_EXERCISE AIM_:
Copy every line of the following data that includes the string "normal".

────────────────────────────────────────

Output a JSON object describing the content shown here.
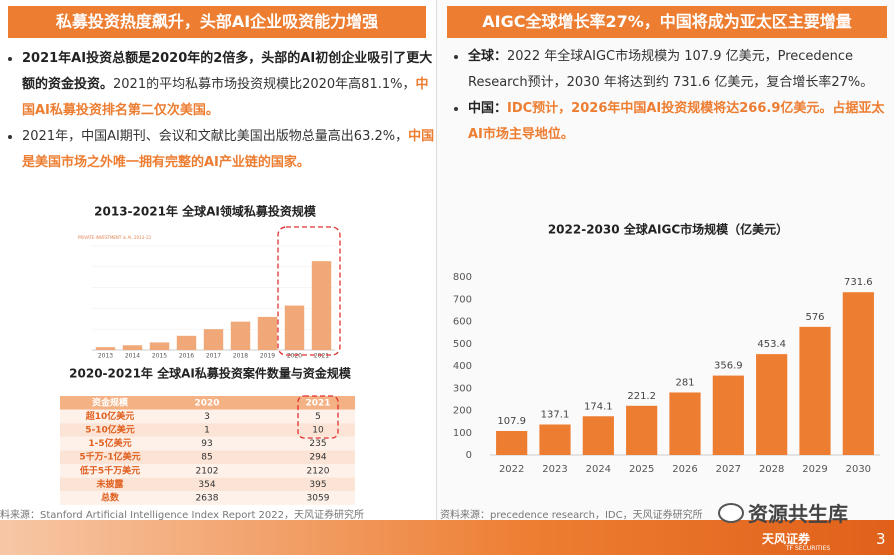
{
  "left": {
    "header": "私募投资热度飙升，头部AI企业吸资能力增强",
    "bullets": [
      {
        "bold": "2021年AI投资总额是2020年的2倍多，头部的AI初创企业吸引了更大额的资金投资。",
        "normal": "2021的平均私募市场投资规模比2020年高81.1%，",
        "highlight": "中国AI私募投资排名第二仅次美国。"
      },
      {
        "normal": "2021年，中国AI期刊、会议和文献比美国出版物总量高出63.2%，",
        "highlight": "中国是美国市场之外唯一拥有完整的AI产业链的国家。"
      }
    ],
    "table": {
      "title": "2020-2021年 全球AI私募投资案件数量与资金规模",
      "header": [
        "资金规模",
        "2020",
        "2021"
      ],
      "rows": [
        [
          "超10亿美元",
          "3",
          "5"
        ],
        [
          "5-10亿美元",
          "1",
          "10"
        ],
        [
          "1-5亿美元",
          "93",
          "235"
        ],
        [
          "5千万-1亿美元",
          "85",
          "294"
        ],
        [
          "低于5千万美元",
          "2102",
          "2120"
        ],
        [
          "未披露",
          "354",
          "395"
        ],
        [
          "总数",
          "2638",
          "3059"
        ]
      ]
    },
    "source": "料来源：Stanford Artificial Intelligence Index Report 2022，天风证券研究所"
  },
  "right": {
    "header": "AIGC全球增长率27%，中国将成为亚太区主要增量",
    "bullets": [
      {
        "bold": "全球：",
        "normal": "2022 年全球AIGC市场规模为 107.9 亿美元，Precedence Research预计，2030 年将达到约 731.6 亿美元，复合增长率27%。"
      },
      {
        "bold": "中国：",
        "highlight": "IDC预计，2026年中国AI投资规模将达266.9亿美元。占据亚太AI市场主导地位。"
      }
    ],
    "source": "资料来源：precedence research，IDC，天风证券研究所"
  },
  "chart_data": [
    {
      "type": "bar",
      "title": "2013-2021年 全球AI领域私募投资规模",
      "subtitle": "PRIVATE INVESTMENT in AI, 2013–21",
      "categories": [
        "2013",
        "2014",
        "2015",
        "2016",
        "2017",
        "2018",
        "2019",
        "2020",
        "2021"
      ],
      "values": [
        3,
        5,
        8,
        15,
        22,
        30,
        35,
        47,
        94
      ],
      "color": "#f0a878",
      "ylim": [
        0,
        110
      ],
      "grid": true
    },
    {
      "type": "bar",
      "title": "2022-2030 全球AIGC市场规模（亿美元）",
      "categories": [
        "2022",
        "2023",
        "2024",
        "2025",
        "2026",
        "2027",
        "2028",
        "2029",
        "2030"
      ],
      "values": [
        107.9,
        137.1,
        174.1,
        221.2,
        281,
        356.9,
        453.4,
        576,
        731.6
      ],
      "color": "#ed7d31",
      "ylim": [
        0,
        800
      ],
      "yticks": [
        0,
        100,
        200,
        300,
        400,
        500,
        600,
        700,
        800
      ],
      "grid": false
    }
  ],
  "footer": {
    "watermark": "资源共生库",
    "logo": "天风证券",
    "logo_en": "TF SECURITIES",
    "page": "3"
  }
}
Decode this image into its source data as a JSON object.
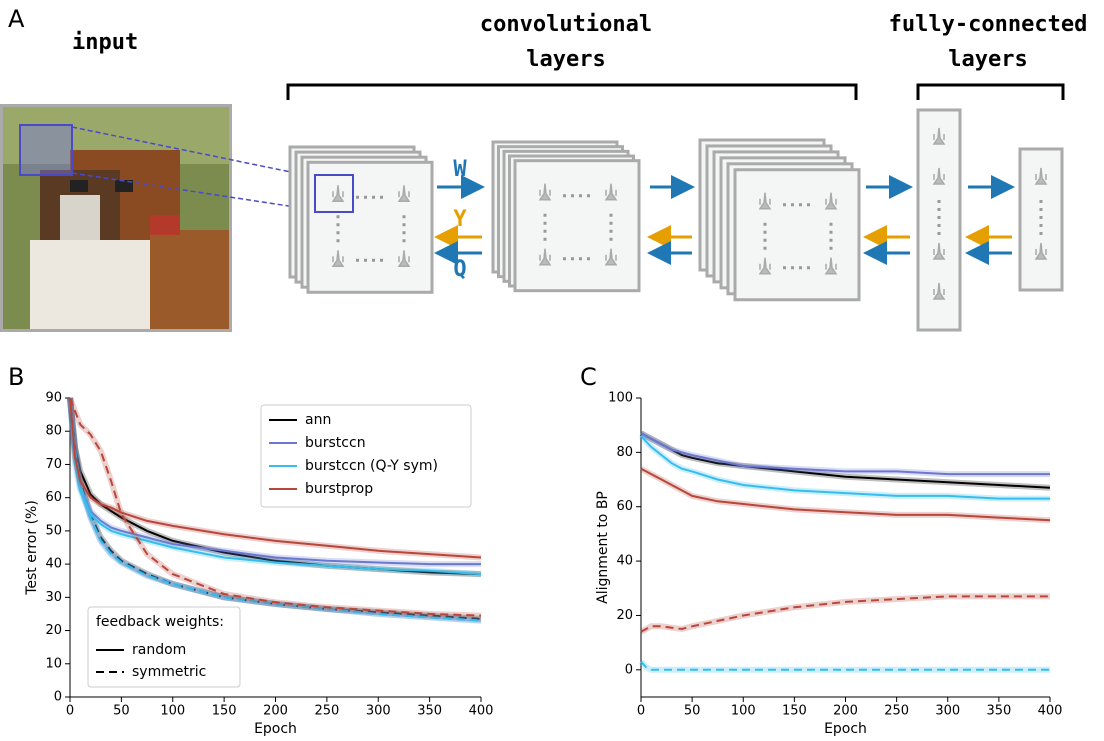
{
  "figure": {
    "panel_label": "A",
    "input_label": "input",
    "conv_label": [
      "convolutional",
      "layers"
    ],
    "fc_label": [
      "fully-connected",
      "layers"
    ],
    "arrow_labels": {
      "forward": "W",
      "feedback_y": "Y",
      "feedback_q": "Q"
    }
  },
  "chart_data": [
    {
      "type": "line",
      "label": "B",
      "xlabel": "Epoch",
      "ylabel": "Test error (%)",
      "x": [
        0,
        5,
        10,
        20,
        30,
        40,
        50,
        75,
        100,
        150,
        200,
        250,
        300,
        350,
        400
      ],
      "xlim": [
        0,
        400
      ],
      "xticks": [
        0,
        50,
        100,
        150,
        200,
        250,
        300,
        350,
        400
      ],
      "ylim": [
        0,
        90
      ],
      "yticks": [
        0,
        10,
        20,
        30,
        40,
        50,
        60,
        70,
        80,
        90
      ],
      "legend": "upper right",
      "style_legend": {
        "title": "feedback weights:",
        "solid": "random",
        "dashed": "symmetric",
        "location": "lower left"
      },
      "series": [
        {
          "name": "ann",
          "color": "#000000",
          "values": [
            90,
            75,
            68,
            61,
            58,
            56,
            54,
            50,
            47,
            43.5,
            41,
            39.5,
            38.5,
            37.5,
            37
          ],
          "symmetric_values": [
            90,
            75,
            65,
            55,
            48,
            44,
            41,
            37,
            34,
            30,
            28,
            26.5,
            25.5,
            24.5,
            23.5
          ]
        },
        {
          "name": "burstccn",
          "color": "#6b78d0",
          "values": [
            90,
            72,
            63,
            56,
            53,
            51,
            50,
            48,
            46,
            44,
            42,
            41,
            40.5,
            40,
            40
          ],
          "symmetric_values": [
            90,
            74,
            64,
            54,
            47,
            43,
            40.5,
            36.5,
            34,
            30,
            28,
            26.5,
            25,
            24,
            23
          ]
        },
        {
          "name": "burstccn (Q-Y sym)",
          "color": "#35bdee",
          "values": [
            90,
            70,
            62,
            55,
            52,
            50,
            49,
            47,
            45,
            42,
            40.5,
            39.5,
            38.5,
            38,
            37
          ],
          "symmetric_values": [
            90,
            74,
            64,
            54,
            47,
            43,
            40.5,
            36.5,
            34,
            30,
            28,
            26.5,
            25,
            24,
            23
          ]
        },
        {
          "name": "burstprop",
          "color": "#b8463b",
          "values": [
            90,
            72,
            65,
            60,
            58,
            57,
            55.5,
            53,
            51.5,
            49,
            47,
            45.5,
            44,
            43,
            42
          ],
          "symmetric_values": [
            90,
            86,
            82,
            79,
            74,
            65,
            55,
            43,
            37,
            31,
            28.5,
            27,
            26,
            25,
            24.5
          ]
        }
      ]
    },
    {
      "type": "line",
      "label": "C",
      "xlabel": "Epoch",
      "ylabel": "Alignment to BP",
      "x": [
        0,
        5,
        10,
        20,
        30,
        40,
        50,
        75,
        100,
        150,
        200,
        250,
        300,
        350,
        400
      ],
      "xlim": [
        0,
        400
      ],
      "xticks": [
        0,
        50,
        100,
        150,
        200,
        250,
        300,
        350,
        400
      ],
      "ylim": [
        -10,
        100
      ],
      "yticks": [
        0,
        20,
        40,
        60,
        80,
        100
      ],
      "series": [
        {
          "color": "#000000",
          "values": [
            87,
            86,
            85,
            83,
            81,
            79,
            78,
            76,
            75,
            73,
            71,
            70,
            69,
            68,
            67
          ]
        },
        {
          "color": "#6b78d0",
          "values": [
            87,
            86,
            85,
            83,
            81,
            80,
            79,
            77,
            75,
            74,
            73,
            73,
            72,
            72,
            72
          ]
        },
        {
          "color": "#35bdee",
          "values": [
            86,
            84,
            82,
            79,
            76,
            74,
            73,
            70,
            68,
            66,
            65,
            64,
            64,
            63,
            63
          ],
          "symmetric_values": [
            3,
            1,
            0,
            0,
            0,
            0,
            0,
            0,
            0,
            0,
            0,
            0,
            0,
            0,
            0
          ]
        },
        {
          "color": "#b8463b",
          "values": [
            74,
            73,
            72,
            70,
            68,
            66,
            64,
            62,
            61,
            59,
            58,
            57,
            57,
            56,
            55
          ],
          "symmetric_values": [
            14,
            15,
            16,
            16,
            15.5,
            15,
            16,
            18,
            20,
            23,
            25,
            26,
            27,
            27,
            27
          ]
        }
      ]
    }
  ]
}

────────────────────────────────────────

_FINISHED EXERCISE_:
        "normal": "2021的平均私募市场投资规模比2020年高81.1%，",
        "normal": "2021年，中国AI期刊、会议和文献比美国出版物总量高出63.2%，",
        "normal": "2022 年全球AIGC市场规模为 107.9 亿美元，Precedence Research预计，2030 年将达到约 731.6 亿美元，复合增长率27%。"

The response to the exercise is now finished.